Text:
In Bruges is just such a winning turn, with playwright-turned-director Martin McDonagh wringing bloody laughs from a jet-black farce about a pair of Irish killers cooling their heels in the picturesque Belgian tourist trap.
Dublin lowlifes are Farrell’s strongest suit, as proved by 2003’s Intermission and his cameo in true-life crime drama Veronica Guerin. It’s hardly surprising then, that the character of disgruntled hitman Ray proves to be such a perfect match for him. (Bruges, Ray decrees, is “a shithole” in a land only famous for “chocolate and paedophiles”.) Behind the bluster, however, lies an anguished soul tormented by his part in the death of a child – the reason why he and older cohort Ken (Brendan Gleeson) have been banished to the Lowlands to await orders from their bosses in London.
It’s a situation worthy of Beckett and McDonagh (who won an Oscar for his 2004 black comedy short Six Shooter) and the canny director plays up the fish-out-of-water angle for all its worth. (“That’s for John Lennon, you Yankee cunt!” yells Ray after clocking a Canadian who objects to his cigarette smoke.)
To make things even livelier, McDonagh throws in a comely local dealer (Clémence Poésy) whose clients include Jordan Prentice as the dwarf star of a movie that’s shooting in the heart of Bruges’ medieval spires. (“Jaysus,” Ray sighs sympathetically. “Even a midget has to take drugs to stick it!”)

Tasks to carry out:
a – Answer these questions from the film review:
(i) Which actor plays Ken?
(ii) For which film did McDonagh win an Oscar?
(iii) Who plays the local dealer?
b – Repeat word for word the part of the film review that opens with the words containing "In Bruges is" and closes with "Belgian tourist trap.".

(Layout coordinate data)
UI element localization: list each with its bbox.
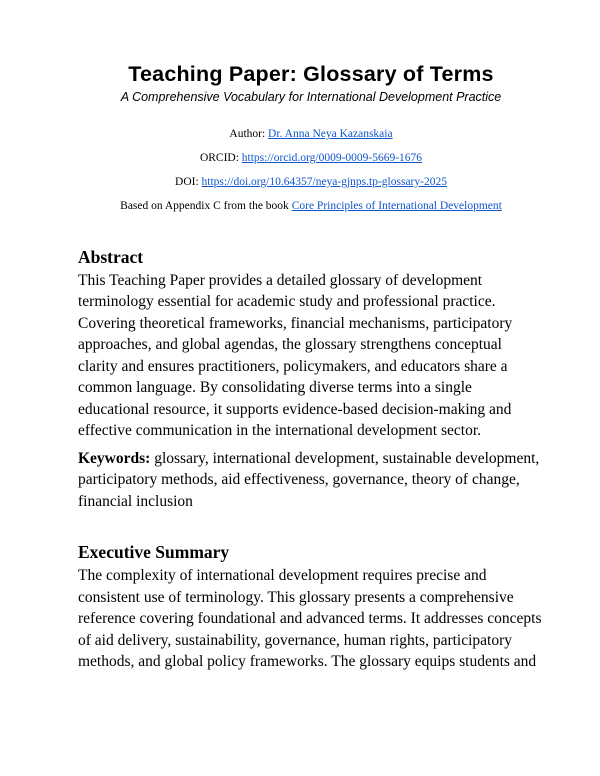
executive-summary-heading: Executive Summary xyxy=(78,542,230,563)
author-line xyxy=(78,127,544,141)
orcid-label: ORCID: xyxy=(199,151,242,164)
source-line xyxy=(78,199,544,213)
abstract-heading: Abstract xyxy=(78,246,144,267)
abstract-section xyxy=(78,247,544,513)
orcid-link[interactable]: https://orcid.org/0009-0009-5669-1676 xyxy=(241,151,423,164)
author-label: Author: xyxy=(229,127,269,140)
abstract-body: This Teaching Paper provides a detailed glossary of development terminology essential for academic study and professional practice. Covering theoretical frameworks, financial mechanisms, participatory approaches, and global agendas, the glossary strengthens conceptual clarity and ensures practitioners, policymakers, and educators share a common language. By consolidating diverse terms into a single educational resource, it supports evidence-based decision-making and effective communication in the international development sector. xyxy=(78,271,513,440)
paper-subtitle: A Comprehensive Vocabulary for International Development Practice xyxy=(120,89,502,104)
doi-line xyxy=(78,175,544,189)
doi-label: DOI: xyxy=(175,175,202,188)
metadata-block xyxy=(78,127,544,213)
orcid-line xyxy=(78,151,544,165)
keywords-label: Keywords: xyxy=(78,449,151,467)
doi-link[interactable]: https://doi.org/10.64357/neya-gjnps.tp-glossary-2025 xyxy=(201,175,447,188)
executive-summary-section xyxy=(78,542,544,673)
author-link[interactable]: Dr. Anna Neya Kazanskaia xyxy=(268,127,393,140)
keywords-text: glossary, international development, sustainable development, participatory methods, aid effectiveness, governance, theory of change, financial inclusion xyxy=(78,449,540,510)
executive-summary-body: The complexity of international development requires precise and consistent use of terminology. This glossary presents a comprehensive reference covering foundational and advanced terms. It addresses concepts of aid delivery, sustainability, governance, human rights, participatory methods, and global policy frameworks. The glossary equips students and xyxy=(78,567,542,671)
source-label: Based on Appendix C from the book xyxy=(120,199,292,212)
source-book-link[interactable]: Core Principles of International Development xyxy=(291,199,502,212)
keywords-paragraph xyxy=(78,448,544,513)
paper-title: Teaching Paper: Glossary of Terms xyxy=(128,62,494,86)
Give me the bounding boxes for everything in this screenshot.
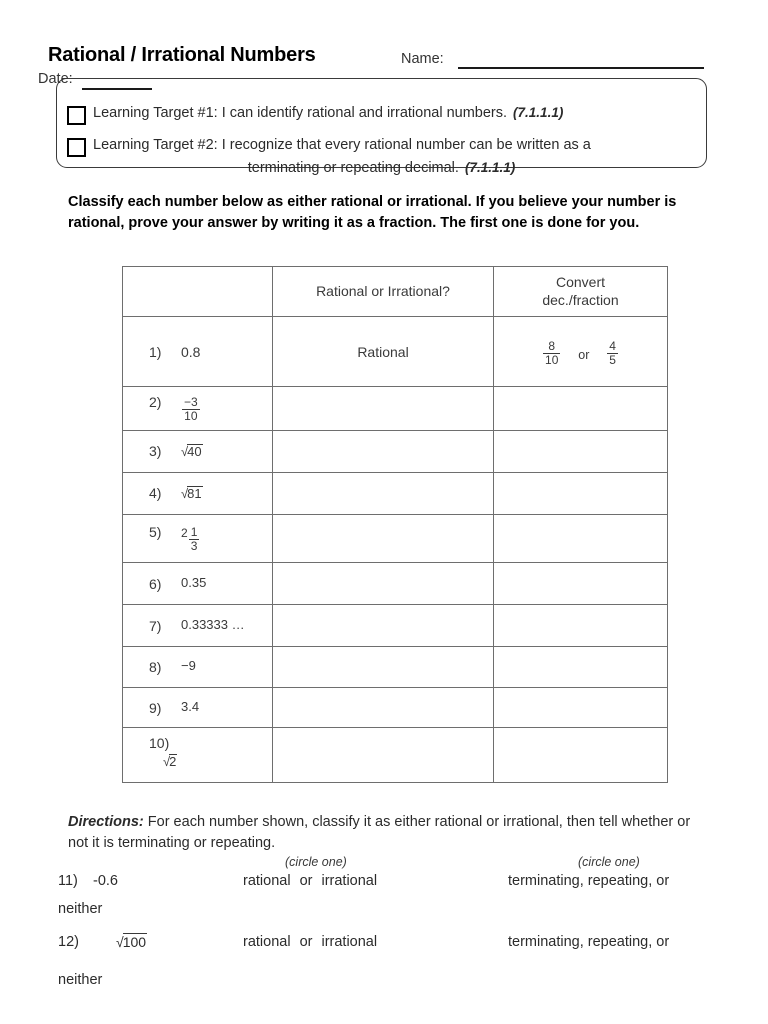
row-5-numerator: 1	[190, 524, 198, 539]
table-row	[123, 387, 668, 431]
circle-one-hint-right: (circle one)	[578, 855, 640, 869]
row-10-value-radical	[163, 754, 177, 771]
row-3-value-radical	[181, 444, 203, 460]
header-convert-line2: dec./fraction	[542, 291, 619, 308]
row-5-whole-number: 2	[181, 525, 188, 540]
row-2-numerator: −3	[184, 394, 198, 409]
learning-target-row-1	[67, 105, 563, 125]
row-1-fraction-1	[543, 340, 560, 366]
row-7-index: 7)	[149, 617, 162, 634]
learning-target-1-checkbox[interactable]	[67, 106, 86, 125]
question-11-option-rational[interactable]: rational	[243, 873, 291, 889]
row-8-number-cell	[123, 647, 273, 688]
row-4-classification-cell[interactable]	[273, 473, 494, 515]
row-3-radicand: 40	[187, 444, 202, 460]
table-row	[123, 515, 668, 563]
radical-sign-icon: √	[116, 934, 124, 950]
table-row	[123, 688, 668, 728]
row-7-classification-cell[interactable]	[273, 605, 494, 647]
question-11-option-neither[interactable]: neither	[58, 901, 103, 917]
table-header-row	[123, 267, 668, 317]
row-1-value: 0.8	[181, 343, 201, 360]
row-6-value: 0.35	[181, 574, 207, 590]
table-row	[123, 647, 668, 688]
page-title: Rational / Irrational Numbers	[48, 44, 316, 66]
table-row	[123, 317, 668, 387]
row-7-value: 0.33333 …	[181, 616, 245, 632]
table-row	[123, 728, 668, 783]
learning-target-2-label: Learning Target #2: I recognize that every rational number can be written as a	[93, 137, 591, 153]
row-6-number-cell	[123, 563, 273, 605]
learning-target-1-standard-code: (7.1.1.1)	[513, 105, 564, 120]
question-12-value-radical	[116, 929, 147, 956]
question-12-option-irrational[interactable]: irrational	[321, 934, 378, 950]
question-12-index: 12)	[58, 934, 79, 950]
question-12-choices-decimal[interactable]: terminating, repeating, or	[508, 934, 670, 950]
row-1-conversion-cell[interactable]	[494, 317, 668, 387]
header-convert-line1: Convert	[555, 274, 606, 291]
learning-target-1-label: Learning Target #1: I can identify rational and irrational numbers.	[93, 105, 508, 121]
row-5-classification-cell[interactable]	[273, 515, 494, 563]
learning-target-row-2	[67, 137, 591, 157]
date-write-line[interactable]	[82, 88, 152, 90]
question-11-value: -0.6	[93, 873, 118, 889]
row-1-classification-cell[interactable]: Rational	[273, 317, 494, 387]
header-cell-number	[123, 267, 273, 317]
learning-target-2-overflow-line	[56, 160, 707, 176]
row-1-fraction-2	[607, 340, 618, 366]
row-4-conversion-cell[interactable]	[494, 473, 668, 515]
row-1-fraction-1-numerator: 8	[548, 339, 556, 354]
row-4-index: 4)	[149, 485, 162, 502]
learning-target-2-checkbox[interactable]	[67, 138, 86, 157]
row-3-classification-cell[interactable]	[273, 431, 494, 473]
row-5-value-fraction	[189, 526, 200, 552]
table-row	[123, 473, 668, 515]
learning-target-2-overflow-text: terminating or repeating decimal.	[247, 160, 459, 176]
row-3-index: 3)	[149, 443, 162, 460]
row-2-number-cell	[123, 387, 273, 431]
row-2-index: 2)	[149, 393, 162, 410]
row-10-radicand: 2	[169, 754, 177, 770]
name-write-line[interactable]	[458, 67, 704, 69]
row-5-index: 5)	[149, 523, 162, 540]
question-12-radicand: 100	[122, 934, 147, 950]
row-5-number-cell	[123, 515, 273, 563]
directions-paragraph	[68, 812, 710, 853]
date-label: Date:	[38, 71, 73, 87]
question-12-option-neither[interactable]: neither	[58, 972, 103, 988]
classification-table	[122, 266, 668, 783]
row-1-fraction-2-denominator: 5	[609, 353, 616, 367]
row-4-number-cell	[123, 473, 273, 515]
radical-sign-icon: √	[163, 754, 171, 770]
row-1-index: 1)	[149, 343, 162, 360]
question-11-choices-rationality	[243, 868, 377, 896]
question-11-choices-decimal[interactable]: terminating, repeating, or	[508, 873, 670, 889]
question-11-option-irrational[interactable]: irrational	[321, 873, 378, 889]
row-2-value-fraction	[182, 396, 200, 422]
question-11-option-separator: or	[299, 873, 313, 889]
question-12-option-rational[interactable]: rational	[243, 934, 291, 950]
classify-instructions: Classify each number below as either rational or irrational. If you believe your number is rational, prove your answer by writing it as a fraction. The first one is done for you.	[68, 194, 677, 232]
row-10-number-cell	[123, 728, 273, 783]
learning-target-2-standard-code: (7.1.1.1)	[464, 160, 516, 175]
radical-sign-icon: √	[181, 486, 189, 502]
row-10-conversion-cell[interactable]	[494, 728, 668, 783]
row-5-conversion-cell[interactable]	[494, 515, 668, 563]
circle-one-hint-left: (circle one)	[285, 855, 347, 869]
row-8-index: 8)	[149, 659, 162, 675]
row-3-conversion-cell[interactable]	[494, 431, 668, 473]
row-1-fraction-1-denominator: 10	[545, 353, 559, 367]
question-11-index: 11)	[58, 873, 78, 889]
row-8-classification-cell[interactable]	[273, 647, 494, 688]
row-4-value-radical	[181, 486, 203, 502]
row-4-radicand: 81	[187, 486, 202, 502]
directions-text: For each number shown, classify it as either rational or irrational, then tell whether or not it is terminating or repeating.	[68, 814, 691, 851]
question-12-value	[116, 929, 147, 958]
row-2-denominator: 10	[184, 408, 198, 423]
row-3-number-cell	[123, 431, 273, 473]
row-5-denominator: 3	[190, 538, 198, 553]
header-cell-classification: Rational or Irrational?	[273, 267, 494, 317]
row-9-number-cell	[123, 688, 273, 728]
table-row	[123, 563, 668, 605]
row-10-index: 10)	[149, 735, 170, 751]
question-12-option-separator: or	[299, 934, 313, 950]
row-8-value: −9	[181, 658, 196, 673]
row-1-number-cell	[123, 317, 273, 387]
question-12-choices-rationality	[243, 929, 377, 957]
row-9-value: 3.4	[181, 698, 200, 714]
row-6-index: 6)	[149, 575, 162, 592]
row-9-classification-cell[interactable]	[273, 688, 494, 728]
table-row	[123, 431, 668, 473]
directions-label: Directions:	[68, 814, 144, 830]
header-cell-convert	[494, 267, 668, 317]
row-2-classification-cell[interactable]	[273, 387, 494, 431]
row-2-conversion-cell[interactable]	[494, 387, 668, 431]
row-1-fraction-2-numerator: 4	[609, 339, 616, 354]
row-10-classification-cell[interactable]	[273, 728, 494, 783]
learning-targets-box	[56, 78, 707, 168]
row-9-index: 9)	[149, 699, 162, 716]
row-8-conversion-cell[interactable]	[494, 647, 668, 688]
row-6-classification-cell[interactable]	[273, 563, 494, 605]
row-6-conversion-cell[interactable]	[494, 563, 668, 605]
row-7-conversion-cell[interactable]	[494, 605, 668, 647]
radical-sign-icon: √	[181, 444, 189, 460]
table-row	[123, 605, 668, 647]
row-1-conversion-or: or	[578, 347, 590, 362]
name-label: Name:	[401, 51, 444, 67]
row-9-conversion-cell[interactable]	[494, 688, 668, 728]
row-7-number-cell	[123, 605, 273, 647]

Solutions by task:
a –
(i) Brendan Gleeson
(ii) Six Shooter, his 2004 black comedy short
(iii) Clémence Poésy

b –
In Bruges is just such a winning turn, with playwright-turned-director Martin McDonagh wringing bloody laughs from a jet-black farce about a pair of Irish killers cooling their heels in the picturesque Belgian tourist trap.